▶ [Listed records]:
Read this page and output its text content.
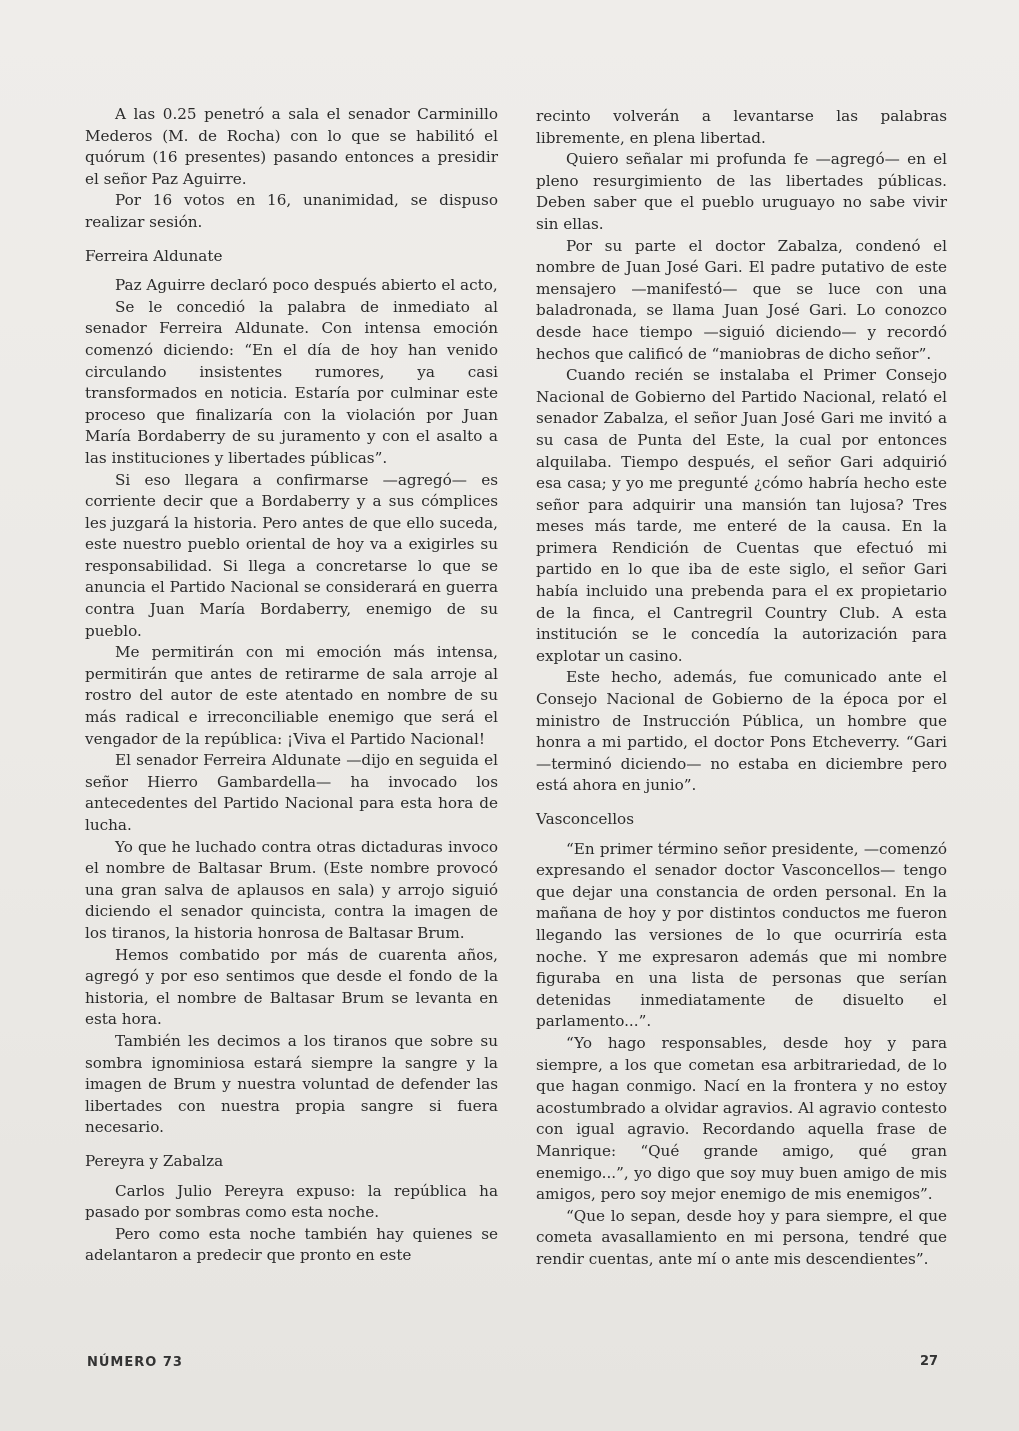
A las 0.25 penetró a sala el senador Carminillo Mederos (M. de Rocha) con lo que se habilitó el quórum (16 presentes) pasando entonces a presidir el señor Paz Aguirre.

Por 16 votos en 16, unanimidad, se dispuso realizar sesión.

Ferreira Aldunate

Paz Aguirre declaró poco después abierto el acto,

Se le concedió la palabra de inmediato al senador Ferreira Aldunate. Con intensa emoción comenzó diciendo: “En el día de hoy han venido circulando insistentes rumores, ya casi transformados en noticia. Estaría por culminar este proceso que finalizaría con la violación por Juan María Bordaberry de su juramento y con el asalto a las instituciones y libertades públicas”.

Si eso llegara a confirmarse —agregó— es corriente decir que a Bordaberry y a sus cómplices les juzgará la historia. Pero antes de que ello suceda, este nuestro pueblo oriental de hoy va a exigirles su responsabilidad. Si llega a concretarse lo que se anuncia el Partido Nacional se considerará en guerra contra Juan María Bordaberry, enemigo de su pueblo.

Me permitirán con mi emoción más intensa, permitirán que antes de retirarme de sala arroje al rostro del autor de este atentado en nombre de su más radical e irreconciliable enemigo que será el vengador de la república: ¡Viva el Partido Nacional!

El senador Ferreira Aldunate —dijo en seguida el señor Hierro Gambardella— ha invocado los antecedentes del Partido Nacional para esta hora de lucha.

Yo que he luchado contra otras dictaduras invoco el nombre de Baltasar Brum. (Este nombre provocó una gran salva de aplausos en sala) y arrojo siguió diciendo el senador quincista, contra la imagen de los tiranos, la historia honrosa de Baltasar Brum.

Hemos combatido por más de cuarenta años, agregó y por eso sentimos que desde el fondo de la historia, el nombre de Baltasar Brum se levanta en esta hora.

También les decimos a los tiranos que sobre su sombra ignominiosa estará siempre la sangre y la imagen de Brum y nuestra voluntad de defender las libertades con nuestra propia sangre si fuera necesario.

Pereyra y Zabalza

Carlos Julio Pereyra expuso: la república ha pasado por sombras como esta noche.

Pero como esta noche también hay quienes se adelantaron a predecir que pronto en este

recinto volverán a levantarse las palabras libremente, en plena libertad.

Quiero señalar mi profunda fe —agregó— en el pleno resurgimiento de las libertades públicas. Deben saber que el pueblo uruguayo no sabe vivir sin ellas.

Por su parte el doctor Zabalza, condenó el nombre de Juan José Gari. El padre putativo de este mensajero —manifestó— que se luce con una baladronada, se llama Juan José Gari. Lo conozco desde hace tiempo —siguió diciendo— y recordó hechos que calificó de “maniobras de dicho señor”.

Cuando recién se instalaba el Primer Consejo Nacional de Gobierno del Partido Nacional, relató el senador Zabalza, el señor Juan José Gari me invitó a su casa de Punta del Este, la cual por entonces alquilaba. Tiempo después, el señor Gari adquirió esa casa; y yo me pregunté ¿cómo habría hecho este señor para adquirir una mansión tan lujosa? Tres meses más tarde, me enteré de la causa. En la primera Rendición de Cuentas que efectuó mi partido en lo que iba de este siglo, el señor Gari había incluido una prebenda para el ex propietario de la finca, el Cantregril Country Club. A esta institución se le concedía la autorización para explotar un casino.

Este hecho, además, fue comunicado ante el Consejo Nacional de Gobierno de la época por el ministro de Instrucción Pública, un hombre que honra a mi partido, el doctor Pons Etcheverry. “Gari —terminó diciendo— no estaba en diciembre pero está ahora en junio”.

Vasconcellos

“En primer término señor presidente, —comenzó expresando el senador doctor Vasconcellos— tengo que dejar una constancia de orden personal. En la mañana de hoy y por distintos conductos me fueron llegando las versiones de lo que ocurriría esta noche. Y me expresaron además que mi nombre figuraba en una lista de personas que serían detenidas inmediatamente de disuelto el parlamento...”.

“Yo hago responsables, desde hoy y para siempre, a los que cometan esa arbitrariedad, de lo que hagan conmigo. Nací en la frontera y no estoy acostumbrado a olvidar agravios. Al agravio contesto con igual agravio. Recordando aquella frase de Manrique: “Qué grande amigo, qué gran enemigo...”, yo digo que soy muy buen amigo de mis amigos, pero soy mejor enemigo de mis enemigos”.

“Que lo sepan, desde hoy y para siempre, el que cometa avasallamiento en mi persona, tendré que rendir cuentas, ante mí o ante mis descendientes”.

NÚMERO 73	27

▶ [Written problem]:
Copy the material exactly. Do not include the pictures.

▶ [Task answer]:
Read this page and output its text content.
A las 0.25 penetró a sala el senador Carminillo Mederos (M. de Rocha) con lo que se habilitó el quórum (16 presentes) pasando entonces a presidir el señor Paz Aguirre.

Por 16 votos en 16, unanimidad, se dispuso realizar sesión.

Ferreira Aldunate

Paz Aguirre declaró poco después abierto el acto,

Se le concedió la palabra de inmediato al senador Ferreira Aldunate. Con intensa emoción comenzó diciendo: “En el día de hoy han venido circulando insistentes rumores, ya casi transformados en noticia. Estaría por culminar este proceso que finalizaría con la violación por Juan María Bordaberry de su juramento y con el asalto a las instituciones y libertades públicas”.

Si eso llegara a confirmarse —agregó— es corriente decir que a Bordaberry y a sus cómplices les juzgará la historia. Pero antes de que ello suceda, este nuestro pueblo oriental de hoy va a exigirles su responsabilidad. Si llega a concretarse lo que se anuncia el Partido Nacional se considerará en guerra contra Juan María Bordaberry, enemigo de su pueblo.

Me permitirán con mi emoción más intensa, permitirán que antes de retirarme de sala arroje al rostro del autor de este atentado en nombre de su más radical e irreconciliable enemigo que será el vengador de la república: ¡Viva el Partido Nacional!

El senador Ferreira Aldunate —dijo en seguida el señor Hierro Gambardella— ha invocado los antecedentes del Partido Nacional para esta hora de lucha.

Yo que he luchado contra otras dictaduras invoco el nombre de Baltasar Brum. (Este nombre provocó una gran salva de aplausos en sala) y arrojo siguió diciendo el senador quincista, contra la imagen de los tiranos, la historia honrosa de Baltasar Brum.

Hemos combatido por más de cuarenta años, agregó y por eso sentimos que desde el fondo de la historia, el nombre de Baltasar Brum se levanta en esta hora.

También les decimos a los tiranos que sobre su sombra ignominiosa estará siempre la sangre y la imagen de Brum y nuestra voluntad de defender las libertades con nuestra propia sangre si fuera necesario.

Pereyra y Zabalza

Carlos Julio Pereyra expuso: la república ha pasado por sombras como esta noche.

Pero como esta noche también hay quienes se adelantaron a predecir que pronto en este

recinto volverán a levantarse las palabras libremente, en plena libertad.

Quiero señalar mi profunda fe —agregó— en el pleno resurgimiento de las libertades públicas. Deben saber que el pueblo uruguayo no sabe vivir sin ellas.

Por su parte el doctor Zabalza, condenó el nombre de Juan José Gari. El padre putativo de este mensajero —manifestó— que se luce con una baladronada, se llama Juan José Gari. Lo conozco desde hace tiempo —siguió diciendo— y recordó hechos que calificó de “maniobras de dicho señor”.

Cuando recién se instalaba el Primer Consejo Nacional de Gobierno del Partido Nacional, relató el senador Zabalza, el señor Juan José Gari me invitó a su casa de Punta del Este, la cual por entonces alquilaba. Tiempo después, el señor Gari adquirió esa casa; y yo me pregunté ¿cómo habría hecho este señor para adquirir una mansión tan lujosa? Tres meses más tarde, me enteré de la causa. En la primera Rendición de Cuentas que efectuó mi partido en lo que iba de este siglo, el señor Gari había incluido una prebenda para el ex propietario de la finca, el Cantregril Country Club. A esta institución se le concedía la autorización para explotar un casino.

Este hecho, además, fue comunicado ante el Consejo Nacional de Gobierno de la época por el ministro de Instrucción Pública, un hombre que honra a mi partido, el doctor Pons Etcheverry. “Gari —terminó diciendo— no estaba en diciembre pero está ahora en junio”.

Vasconcellos

“En primer término señor presidente, —comenzó expresando el senador doctor Vasconcellos— tengo que dejar una constancia de orden personal. En la mañana de hoy y por distintos conductos me fueron llegando las versiones de lo que ocurriría esta noche. Y me expresaron además que mi nombre figuraba en una lista de personas que serían detenidas inmediatamente de disuelto el parlamento...”.

“Yo hago responsables, desde hoy y para siempre, a los que cometan esa arbitrariedad, de lo que hagan conmigo. Nací en la frontera y no estoy acostumbrado a olvidar agravios. Al agravio contesto con igual agravio. Recordando aquella frase de Manrique: “Qué grande amigo, qué gran enemigo...”, yo digo que soy muy buen amigo de mis amigos, pero soy mejor enemigo de mis enemigos”.

“Que lo sepan, desde hoy y para siempre, el que cometa avasallamiento en mi persona, tendré que rendir cuentas, ante mí o ante mis descendientes”.

NÚMERO 73	27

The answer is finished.